- [Data to process]:
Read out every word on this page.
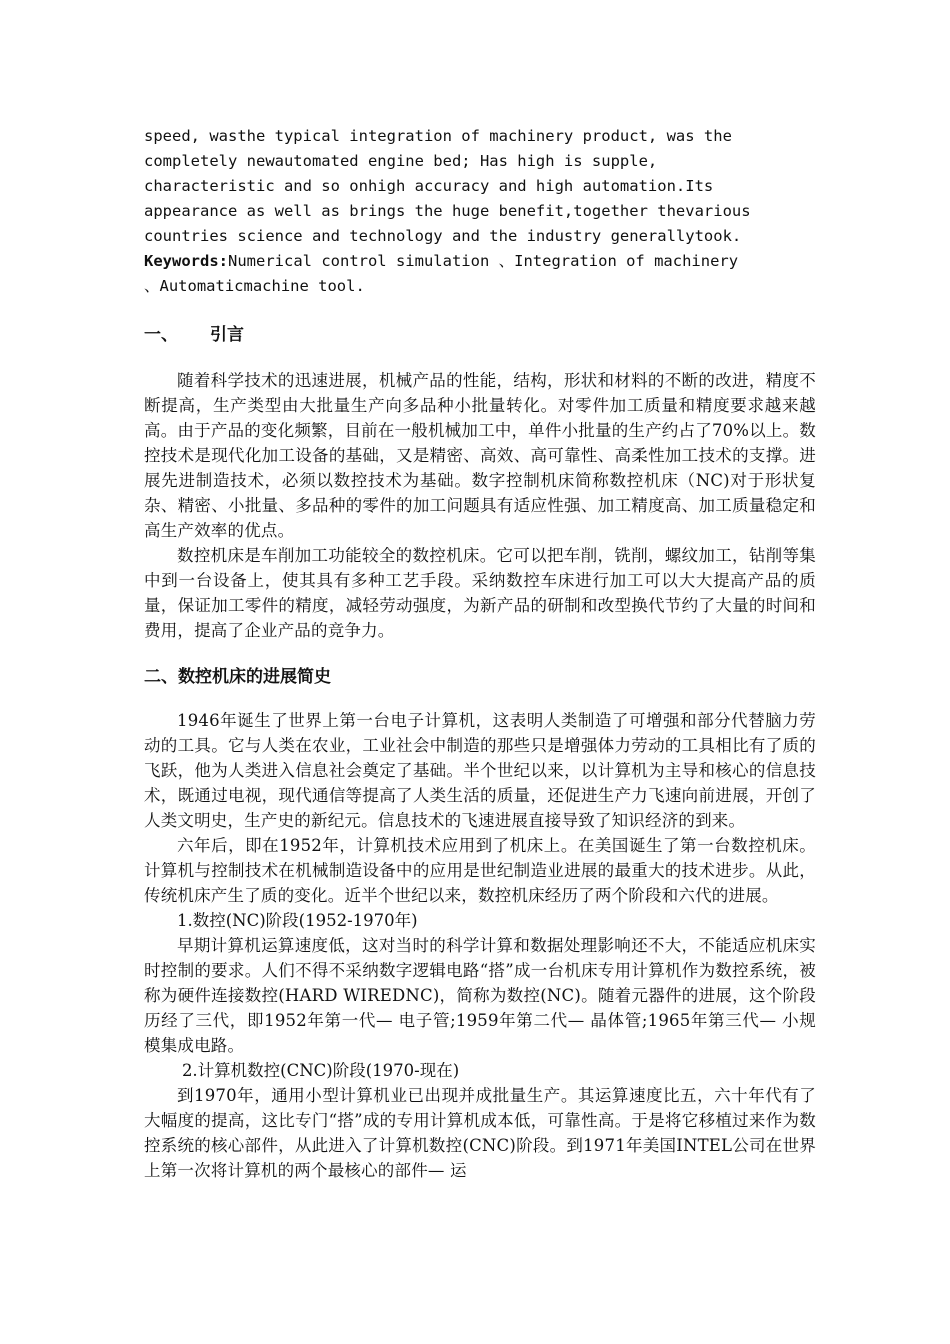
speed, wasthe typical integration of machinery product, was the

completely newautomated engine bed; Has high is supple,

characteristic and so onhigh accuracy and high automation.Its

appearance as well as brings the huge benefit,together thevarious

countries science and technology and the industry generallytook.

Keywords:Numerical control simulation 、Integration of machinery

、Automaticmachine tool.

一、 引言

随着科学技术的迅速进展，机械产品的性能，结构，形状和材料的不断的改进，精度不断提高，生产类型由大批量生产向多品种小批量转化。对零件加工质量和精度要求越来越高。由于产品的变化频繁，目前在一般机械加工中，单件小批量的生产约占了70%以上。数控技术是现代化加工设备的基础，又是精密、高效、高可靠性、高柔性加工技术的支撑。进展先进制造技术，必须以数控技术为基础。数字控制机床简称数控机床（NC)对于形状复杂、精密、小批量、多品种的零件的加工问题具有适应性强、加工精度高、加工质量稳定和高生产效率的优点。

数控机床是车削加工功能较全的数控机床。它可以把车削，铣削，螺纹加工，钻削等集中到一台设备上，使其具有多种工艺手段。采纳数控车床进行加工可以大大提高产品的质量，保证加工零件的精度，减轻劳动强度，为新产品的研制和改型换代节约了大量的时间和费用，提高了企业产品的竞争力。

二、数控机床的进展简史

1946年诞生了世界上第一台电子计算机，这表明人类制造了可增强和部分代替脑力劳动的工具。它与人类在农业，工业社会中制造的那些只是增强体力劳动的工具相比有了质的飞跃，他为人类进入信息社会奠定了基础。半个世纪以来，以计算机为主导和核心的信息技术，既通过电视，现代通信等提高了人类生活的质量，还促进生产力飞速向前进展，开创了人类文明史，生产史的新纪元。信息技术的飞速进展直接导致了知识经济的到来。

六年后，即在1952年，计算机技术应用到了机床上。在美国诞生了第一台数控机床。计算机与控制技术在机械制造设备中的应用是世纪制造业进展的最重大的技术进步。从此，传统机床产生了质的变化。近半个世纪以来，数控机床经历了两个阶段和六代的进展。

1.数控(NC)阶段(1952-1970年)

早期计算机运算速度低，这对当时的科学计算和数据处理影响还不大，不能适应机床实时控制的要求。人们不得不采纳数字逻辑电路“搭”成一台机床专用计算机作为数控系统，被称为硬件连接数控(HARD WIREDNC)，简称为数控(NC)。随着元器件的进展，这个阶段历经了三代，即1952年第一代— 电子管;1959年第二代— 晶体管;1965年第三代— 小规模集成电路。

2.计算机数控(CNC)阶段(1970-现在)

到1970年，通用小型计算机业已出现并成批量生产。其运算速度比五，六十年代有了大幅度的提高，这比专门“搭”成的专用计算机成本低，可靠性高。于是将它移植过来作为数控系统的核心部件，从此进入了计算机数控(CNC)阶段。到1971年美国INTEL公司在世界上第一次将计算机的两个最核心的部件— 运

- [What is required]: All the records need to be repeated exactly, with the images dropped.

- [Exercise result]:
Read out every word on this page.
speed, wasthe typical integration of machinery product, was the

completely newautomated engine bed; Has high is supple,

characteristic and so onhigh accuracy and high automation.Its

appearance as well as brings the huge benefit,together thevarious

countries science and technology and the industry generallytook.

Keywords:Numerical control simulation 、Integration of machinery

、Automaticmachine tool.

一、 引言

随着科学技术的迅速进展，机械产品的性能，结构，形状和材料的不断的改进，精度不断提高，生产类型由大批量生产向多品种小批量转化。对零件加工质量和精度要求越来越高。由于产品的变化频繁，目前在一般机械加工中，单件小批量的生产约占了70%以上。数控技术是现代化加工设备的基础，又是精密、高效、高可靠性、高柔性加工技术的支撑。进展先进制造技术，必须以数控技术为基础。数字控制机床简称数控机床（NC)对于形状复杂、精密、小批量、多品种的零件的加工问题具有适应性强、加工精度高、加工质量稳定和高生产效率的优点。

数控机床是车削加工功能较全的数控机床。它可以把车削，铣削，螺纹加工，钻削等集中到一台设备上，使其具有多种工艺手段。采纳数控车床进行加工可以大大提高产品的质量，保证加工零件的精度，减轻劳动强度，为新产品的研制和改型换代节约了大量的时间和费用，提高了企业产品的竞争力。

二、数控机床的进展简史

1946年诞生了世界上第一台电子计算机，这表明人类制造了可增强和部分代替脑力劳动的工具。它与人类在农业，工业社会中制造的那些只是增强体力劳动的工具相比有了质的飞跃，他为人类进入信息社会奠定了基础。半个世纪以来，以计算机为主导和核心的信息技术，既通过电视，现代通信等提高了人类生活的质量，还促进生产力飞速向前进展，开创了人类文明史，生产史的新纪元。信息技术的飞速进展直接导致了知识经济的到来。

六年后，即在1952年，计算机技术应用到了机床上。在美国诞生了第一台数控机床。计算机与控制技术在机械制造设备中的应用是世纪制造业进展的最重大的技术进步。从此，传统机床产生了质的变化。近半个世纪以来，数控机床经历了两个阶段和六代的进展。

1.数控(NC)阶段(1952-1970年)

早期计算机运算速度低，这对当时的科学计算和数据处理影响还不大，不能适应机床实时控制的要求。人们不得不采纳数字逻辑电路“搭”成一台机床专用计算机作为数控系统，被称为硬件连接数控(HARD WIREDNC)，简称为数控(NC)。随着元器件的进展，这个阶段历经了三代，即1952年第一代— 电子管;1959年第二代— 晶体管;1965年第三代— 小规模集成电路。

2.计算机数控(CNC)阶段(1970-现在)

到1970年，通用小型计算机业已出现并成批量生产。其运算速度比五，六十年代有了大幅度的提高，这比专门“搭”成的专用计算机成本低，可靠性高。于是将它移植过来作为数控系统的核心部件，从此进入了计算机数控(CNC)阶段。到1971年美国INTEL公司在世界上第一次将计算机的两个最核心的部件— 运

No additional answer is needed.